→ Required work
Say how many lines contain "JSON", using only the number.

→ Data listing
··········
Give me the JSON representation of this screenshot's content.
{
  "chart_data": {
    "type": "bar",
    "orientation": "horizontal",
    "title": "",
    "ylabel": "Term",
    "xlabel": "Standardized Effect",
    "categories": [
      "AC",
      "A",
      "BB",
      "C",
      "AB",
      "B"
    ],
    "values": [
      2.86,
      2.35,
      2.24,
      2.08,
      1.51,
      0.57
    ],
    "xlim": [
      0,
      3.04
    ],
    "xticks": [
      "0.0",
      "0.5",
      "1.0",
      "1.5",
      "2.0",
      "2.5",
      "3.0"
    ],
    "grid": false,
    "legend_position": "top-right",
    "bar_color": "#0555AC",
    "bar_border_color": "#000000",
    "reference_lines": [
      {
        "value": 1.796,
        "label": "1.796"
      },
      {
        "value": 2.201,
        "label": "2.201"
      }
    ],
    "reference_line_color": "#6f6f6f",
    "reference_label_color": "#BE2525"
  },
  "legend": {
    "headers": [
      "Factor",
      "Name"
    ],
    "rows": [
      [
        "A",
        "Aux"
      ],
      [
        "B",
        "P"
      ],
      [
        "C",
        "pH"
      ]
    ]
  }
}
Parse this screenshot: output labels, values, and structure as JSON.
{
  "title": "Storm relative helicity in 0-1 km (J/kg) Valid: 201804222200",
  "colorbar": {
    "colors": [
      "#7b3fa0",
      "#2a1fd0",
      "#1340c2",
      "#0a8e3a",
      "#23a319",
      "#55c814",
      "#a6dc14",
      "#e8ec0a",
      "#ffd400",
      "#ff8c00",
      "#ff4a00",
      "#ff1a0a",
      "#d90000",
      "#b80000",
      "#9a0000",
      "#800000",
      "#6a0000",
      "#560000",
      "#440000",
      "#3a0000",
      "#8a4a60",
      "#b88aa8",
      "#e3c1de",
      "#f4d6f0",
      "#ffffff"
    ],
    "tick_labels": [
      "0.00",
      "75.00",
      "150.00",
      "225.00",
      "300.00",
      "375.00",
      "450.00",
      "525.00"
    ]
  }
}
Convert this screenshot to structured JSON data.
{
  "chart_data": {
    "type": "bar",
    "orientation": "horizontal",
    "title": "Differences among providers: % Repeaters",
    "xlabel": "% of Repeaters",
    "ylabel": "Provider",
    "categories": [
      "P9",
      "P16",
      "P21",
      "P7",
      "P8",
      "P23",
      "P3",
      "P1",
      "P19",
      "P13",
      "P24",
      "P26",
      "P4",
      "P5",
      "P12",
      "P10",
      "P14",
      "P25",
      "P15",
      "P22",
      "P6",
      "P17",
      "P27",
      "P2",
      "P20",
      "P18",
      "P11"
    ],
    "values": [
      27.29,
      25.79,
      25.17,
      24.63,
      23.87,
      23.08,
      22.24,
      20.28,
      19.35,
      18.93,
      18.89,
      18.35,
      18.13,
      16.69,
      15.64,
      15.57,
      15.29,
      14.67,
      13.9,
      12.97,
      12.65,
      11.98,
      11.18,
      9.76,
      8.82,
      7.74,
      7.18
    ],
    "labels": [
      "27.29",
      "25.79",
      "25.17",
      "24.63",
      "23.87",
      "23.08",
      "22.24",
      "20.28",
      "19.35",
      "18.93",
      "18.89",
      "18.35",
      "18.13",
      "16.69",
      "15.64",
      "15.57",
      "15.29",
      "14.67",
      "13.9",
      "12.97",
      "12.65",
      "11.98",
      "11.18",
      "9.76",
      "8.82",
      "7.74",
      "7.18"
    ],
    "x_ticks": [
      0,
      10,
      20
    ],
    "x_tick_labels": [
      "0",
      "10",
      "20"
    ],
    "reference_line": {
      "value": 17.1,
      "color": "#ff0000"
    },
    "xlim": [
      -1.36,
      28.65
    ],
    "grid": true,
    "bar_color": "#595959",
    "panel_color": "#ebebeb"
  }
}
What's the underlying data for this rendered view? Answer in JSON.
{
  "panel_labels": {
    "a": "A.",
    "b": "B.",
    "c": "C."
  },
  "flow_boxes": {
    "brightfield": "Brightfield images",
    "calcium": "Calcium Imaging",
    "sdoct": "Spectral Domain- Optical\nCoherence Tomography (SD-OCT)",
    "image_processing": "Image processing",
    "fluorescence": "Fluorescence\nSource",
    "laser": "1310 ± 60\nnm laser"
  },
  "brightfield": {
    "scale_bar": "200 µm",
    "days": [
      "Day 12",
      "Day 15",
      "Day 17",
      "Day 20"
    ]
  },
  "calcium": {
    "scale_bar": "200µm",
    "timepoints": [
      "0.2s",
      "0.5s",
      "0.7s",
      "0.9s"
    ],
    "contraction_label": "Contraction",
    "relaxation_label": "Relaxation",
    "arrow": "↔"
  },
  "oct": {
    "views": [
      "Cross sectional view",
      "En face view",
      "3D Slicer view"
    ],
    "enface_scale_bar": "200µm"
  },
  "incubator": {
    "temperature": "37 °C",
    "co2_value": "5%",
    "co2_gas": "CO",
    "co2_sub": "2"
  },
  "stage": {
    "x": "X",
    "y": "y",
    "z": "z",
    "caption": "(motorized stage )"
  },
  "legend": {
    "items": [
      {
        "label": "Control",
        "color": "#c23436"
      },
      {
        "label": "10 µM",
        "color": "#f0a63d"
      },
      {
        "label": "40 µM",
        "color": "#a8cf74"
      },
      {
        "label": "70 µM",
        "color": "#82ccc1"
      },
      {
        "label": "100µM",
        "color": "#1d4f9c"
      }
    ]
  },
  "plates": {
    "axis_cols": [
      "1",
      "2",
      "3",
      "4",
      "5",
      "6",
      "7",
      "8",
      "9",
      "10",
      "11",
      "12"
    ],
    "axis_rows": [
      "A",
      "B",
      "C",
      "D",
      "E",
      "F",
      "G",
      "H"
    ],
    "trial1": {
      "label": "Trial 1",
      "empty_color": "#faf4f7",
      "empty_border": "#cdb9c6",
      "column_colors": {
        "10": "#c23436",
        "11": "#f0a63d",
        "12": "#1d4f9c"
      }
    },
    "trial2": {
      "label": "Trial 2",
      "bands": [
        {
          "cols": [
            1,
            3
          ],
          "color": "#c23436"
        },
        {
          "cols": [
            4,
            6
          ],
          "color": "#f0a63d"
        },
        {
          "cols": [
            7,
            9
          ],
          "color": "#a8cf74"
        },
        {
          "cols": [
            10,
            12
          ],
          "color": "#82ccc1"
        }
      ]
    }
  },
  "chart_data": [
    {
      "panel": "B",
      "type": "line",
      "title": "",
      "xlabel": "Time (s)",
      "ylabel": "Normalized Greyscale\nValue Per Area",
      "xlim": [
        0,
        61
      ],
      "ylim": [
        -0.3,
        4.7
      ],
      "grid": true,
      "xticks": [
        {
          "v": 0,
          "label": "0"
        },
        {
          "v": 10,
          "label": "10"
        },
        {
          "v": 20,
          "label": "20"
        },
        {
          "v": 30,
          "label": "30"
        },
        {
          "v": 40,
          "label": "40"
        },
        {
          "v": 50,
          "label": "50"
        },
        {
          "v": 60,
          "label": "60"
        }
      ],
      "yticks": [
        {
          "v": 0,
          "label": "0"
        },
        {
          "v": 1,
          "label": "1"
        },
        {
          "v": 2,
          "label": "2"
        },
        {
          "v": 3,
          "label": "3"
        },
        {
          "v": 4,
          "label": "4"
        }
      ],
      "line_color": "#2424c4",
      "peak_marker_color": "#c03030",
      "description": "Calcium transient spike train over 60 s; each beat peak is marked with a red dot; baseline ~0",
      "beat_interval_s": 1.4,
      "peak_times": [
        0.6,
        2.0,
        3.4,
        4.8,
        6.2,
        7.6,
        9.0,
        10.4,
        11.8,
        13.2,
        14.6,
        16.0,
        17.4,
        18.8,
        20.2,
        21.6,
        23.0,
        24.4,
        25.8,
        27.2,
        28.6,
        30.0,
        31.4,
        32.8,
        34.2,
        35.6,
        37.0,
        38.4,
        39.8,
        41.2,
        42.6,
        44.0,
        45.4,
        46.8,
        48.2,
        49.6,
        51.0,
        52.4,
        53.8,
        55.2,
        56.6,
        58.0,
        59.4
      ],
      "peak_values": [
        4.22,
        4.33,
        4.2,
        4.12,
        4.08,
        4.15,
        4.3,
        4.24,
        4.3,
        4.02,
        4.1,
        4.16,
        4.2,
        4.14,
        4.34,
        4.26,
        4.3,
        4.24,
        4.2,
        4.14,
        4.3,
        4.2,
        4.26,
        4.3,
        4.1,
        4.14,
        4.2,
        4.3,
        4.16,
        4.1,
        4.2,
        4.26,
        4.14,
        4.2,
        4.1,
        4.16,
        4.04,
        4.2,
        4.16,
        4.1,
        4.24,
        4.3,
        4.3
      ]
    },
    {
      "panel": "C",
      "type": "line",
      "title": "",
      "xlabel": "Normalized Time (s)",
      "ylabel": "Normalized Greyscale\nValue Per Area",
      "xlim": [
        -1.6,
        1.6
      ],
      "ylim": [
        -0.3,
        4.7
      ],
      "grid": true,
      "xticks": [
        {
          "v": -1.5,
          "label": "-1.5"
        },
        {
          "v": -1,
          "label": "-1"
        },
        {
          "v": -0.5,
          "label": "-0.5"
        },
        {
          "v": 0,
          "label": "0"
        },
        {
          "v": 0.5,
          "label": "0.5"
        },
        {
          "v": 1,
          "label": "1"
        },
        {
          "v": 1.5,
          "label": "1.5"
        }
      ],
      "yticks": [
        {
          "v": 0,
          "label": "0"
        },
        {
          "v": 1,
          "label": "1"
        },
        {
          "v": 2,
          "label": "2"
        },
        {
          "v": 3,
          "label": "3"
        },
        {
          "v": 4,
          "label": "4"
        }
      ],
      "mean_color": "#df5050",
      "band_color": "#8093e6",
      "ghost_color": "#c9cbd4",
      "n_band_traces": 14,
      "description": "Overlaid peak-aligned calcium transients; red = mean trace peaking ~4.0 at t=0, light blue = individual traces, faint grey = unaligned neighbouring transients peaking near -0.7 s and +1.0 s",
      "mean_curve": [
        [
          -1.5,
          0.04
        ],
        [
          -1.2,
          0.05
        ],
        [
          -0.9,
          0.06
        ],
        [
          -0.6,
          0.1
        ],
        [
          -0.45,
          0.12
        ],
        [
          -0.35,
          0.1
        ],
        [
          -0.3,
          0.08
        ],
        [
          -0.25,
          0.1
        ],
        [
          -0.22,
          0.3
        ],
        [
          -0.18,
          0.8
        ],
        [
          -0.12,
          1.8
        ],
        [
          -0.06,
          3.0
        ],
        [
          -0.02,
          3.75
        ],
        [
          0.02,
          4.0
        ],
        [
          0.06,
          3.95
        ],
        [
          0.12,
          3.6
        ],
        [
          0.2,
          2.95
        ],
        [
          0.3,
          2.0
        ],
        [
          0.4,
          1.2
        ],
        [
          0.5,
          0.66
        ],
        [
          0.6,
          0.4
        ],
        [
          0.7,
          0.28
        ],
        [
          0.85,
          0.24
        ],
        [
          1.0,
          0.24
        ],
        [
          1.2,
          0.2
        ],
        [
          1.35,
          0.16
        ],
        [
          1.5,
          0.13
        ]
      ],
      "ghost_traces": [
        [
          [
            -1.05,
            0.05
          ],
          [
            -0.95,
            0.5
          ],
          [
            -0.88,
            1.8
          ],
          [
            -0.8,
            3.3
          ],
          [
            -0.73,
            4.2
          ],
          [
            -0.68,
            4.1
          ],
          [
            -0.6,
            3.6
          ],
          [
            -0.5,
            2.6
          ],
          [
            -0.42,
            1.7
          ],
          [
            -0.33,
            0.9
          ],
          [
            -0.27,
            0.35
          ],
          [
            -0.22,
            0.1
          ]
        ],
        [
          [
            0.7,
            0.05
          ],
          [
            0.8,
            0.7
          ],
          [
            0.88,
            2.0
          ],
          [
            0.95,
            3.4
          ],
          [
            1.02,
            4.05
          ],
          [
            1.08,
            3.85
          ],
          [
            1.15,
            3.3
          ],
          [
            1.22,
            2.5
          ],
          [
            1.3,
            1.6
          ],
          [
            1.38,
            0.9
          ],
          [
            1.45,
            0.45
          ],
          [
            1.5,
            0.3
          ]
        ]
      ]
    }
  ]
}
··········
→ Full solution
4